Go through the listing below and gather every line with the word "berasaskan".
=== EXTRACTED RECORDS ===
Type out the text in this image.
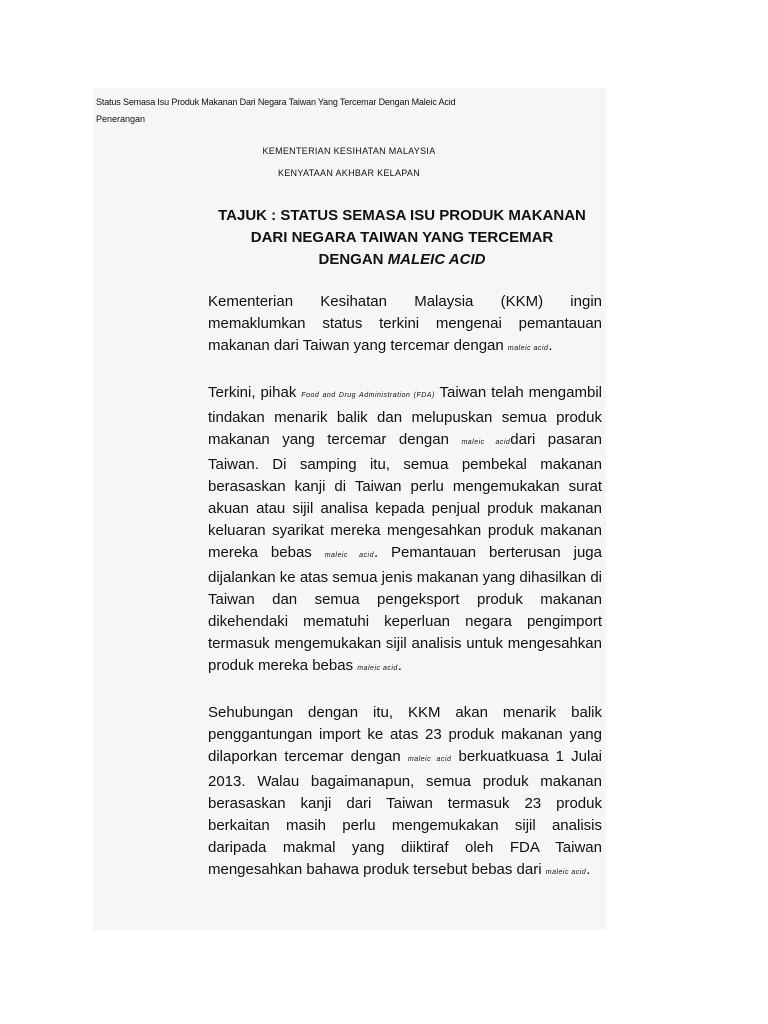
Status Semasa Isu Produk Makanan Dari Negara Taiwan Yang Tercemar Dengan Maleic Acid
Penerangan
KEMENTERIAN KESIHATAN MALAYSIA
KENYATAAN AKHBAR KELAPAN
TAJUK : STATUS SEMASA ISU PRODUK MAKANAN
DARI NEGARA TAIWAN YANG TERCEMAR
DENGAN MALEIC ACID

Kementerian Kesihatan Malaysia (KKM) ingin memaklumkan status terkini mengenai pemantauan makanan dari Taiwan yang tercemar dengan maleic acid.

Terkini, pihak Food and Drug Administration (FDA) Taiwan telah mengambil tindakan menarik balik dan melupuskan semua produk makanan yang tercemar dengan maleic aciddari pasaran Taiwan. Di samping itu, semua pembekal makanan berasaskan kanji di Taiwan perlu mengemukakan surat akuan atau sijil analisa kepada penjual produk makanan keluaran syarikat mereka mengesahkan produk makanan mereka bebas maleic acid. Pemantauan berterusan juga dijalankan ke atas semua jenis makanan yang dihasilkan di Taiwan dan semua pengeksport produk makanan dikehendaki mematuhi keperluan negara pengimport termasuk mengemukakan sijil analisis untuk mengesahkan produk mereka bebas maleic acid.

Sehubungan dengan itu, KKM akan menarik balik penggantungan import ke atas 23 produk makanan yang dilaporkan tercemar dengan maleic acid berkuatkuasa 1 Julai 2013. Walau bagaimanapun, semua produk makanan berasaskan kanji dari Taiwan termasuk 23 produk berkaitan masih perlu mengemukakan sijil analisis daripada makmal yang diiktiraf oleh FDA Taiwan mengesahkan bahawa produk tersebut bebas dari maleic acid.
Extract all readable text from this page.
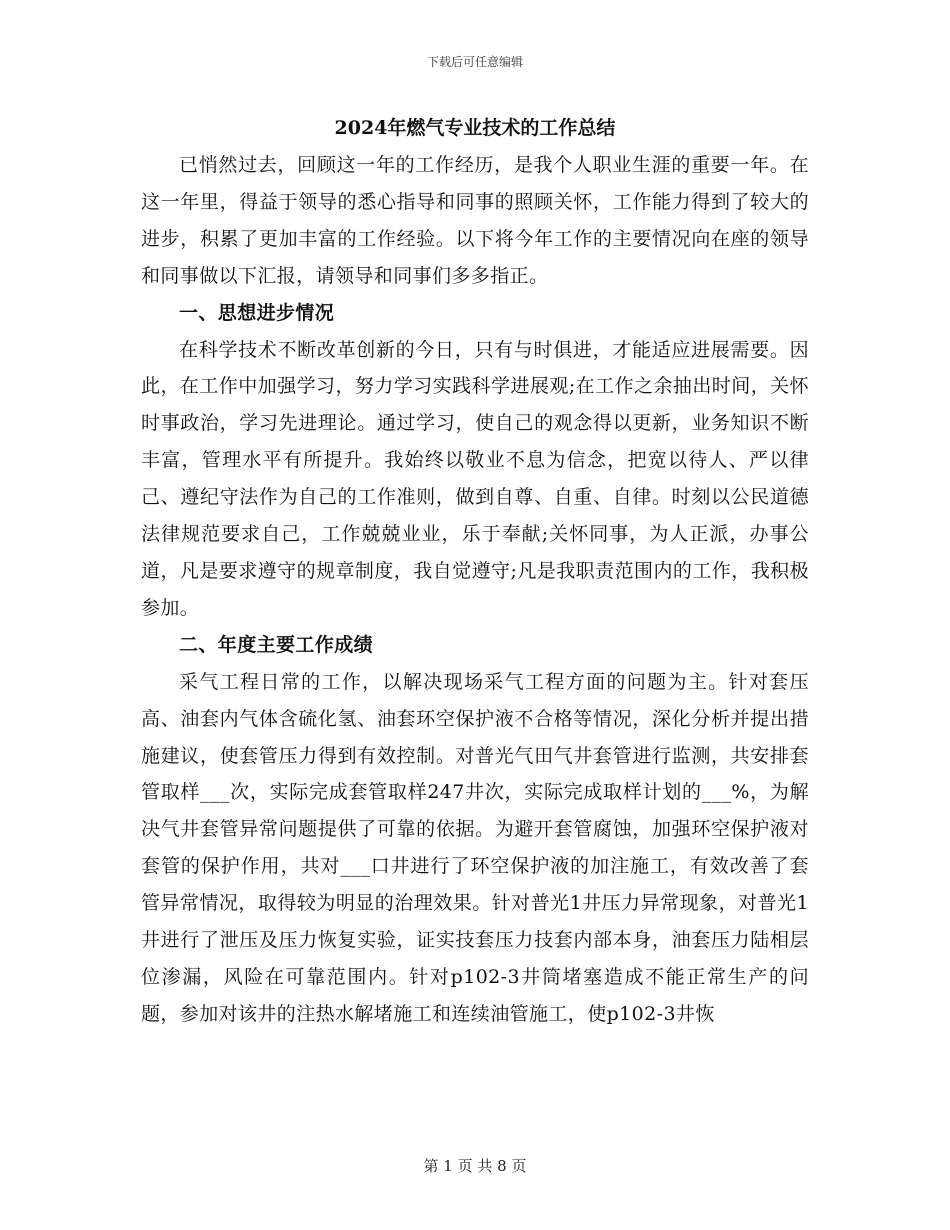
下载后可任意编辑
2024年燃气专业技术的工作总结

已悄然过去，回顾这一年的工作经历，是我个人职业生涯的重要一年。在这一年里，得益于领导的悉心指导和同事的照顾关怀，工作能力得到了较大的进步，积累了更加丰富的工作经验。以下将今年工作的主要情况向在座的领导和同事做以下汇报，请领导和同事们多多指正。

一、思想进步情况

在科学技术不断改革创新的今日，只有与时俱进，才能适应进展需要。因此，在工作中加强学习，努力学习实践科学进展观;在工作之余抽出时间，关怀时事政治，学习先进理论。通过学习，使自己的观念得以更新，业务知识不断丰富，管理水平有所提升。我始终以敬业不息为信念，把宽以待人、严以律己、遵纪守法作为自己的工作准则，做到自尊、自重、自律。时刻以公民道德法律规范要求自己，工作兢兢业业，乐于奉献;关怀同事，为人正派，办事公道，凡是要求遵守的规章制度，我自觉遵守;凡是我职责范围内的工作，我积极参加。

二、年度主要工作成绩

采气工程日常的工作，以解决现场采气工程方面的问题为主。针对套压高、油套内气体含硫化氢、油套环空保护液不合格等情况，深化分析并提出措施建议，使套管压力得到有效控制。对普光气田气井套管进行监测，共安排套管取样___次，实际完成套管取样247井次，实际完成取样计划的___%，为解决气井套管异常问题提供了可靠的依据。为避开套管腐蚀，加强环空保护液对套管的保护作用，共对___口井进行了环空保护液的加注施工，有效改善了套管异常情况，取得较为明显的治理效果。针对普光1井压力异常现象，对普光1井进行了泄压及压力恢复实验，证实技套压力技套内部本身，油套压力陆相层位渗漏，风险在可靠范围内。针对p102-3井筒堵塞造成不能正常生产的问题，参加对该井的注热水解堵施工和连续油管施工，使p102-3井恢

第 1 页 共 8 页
===
- WRITTEN RESPONSE:
Terkini, pihak Food and Drug Administration (FDA) Taiwan telah mengambil tindakan menarik balik dan melupuskan semua produk makanan yang tercemar dengan maleic aciddari pasaran Taiwan. Di samping itu, semua pembekal makanan berasaskan kanji di Taiwan perlu mengemukakan surat akuan atau sijil analisa kepada penjual produk makanan keluaran syarikat mereka mengesahkan produk makanan mereka bebas maleic acid. Pemantauan berterusan juga dijalankan ke atas semua jenis makanan yang dihasilkan di Taiwan dan semua pengeksport produk makanan dikehendaki mematuhi keperluan negara pengimport termasuk mengemukakan sijil analisis untuk mengesahkan produk mereka bebas maleic acid.
Sehubungan dengan itu, KKM akan menarik balik penggantungan import ke atas 23 produk makanan yang dilaporkan tercemar dengan maleic acid berkuatkuasa 1 Julai 2013. Walau bagaimanapun, semua produk makanan berasaskan kanji dari Taiwan termasuk 23 produk berkaitan masih perlu mengemukakan sijil analisis daripada makmal yang diiktiraf oleh FDA Taiwan mengesahkan bahawa produk tersebut bebas dari maleic acid.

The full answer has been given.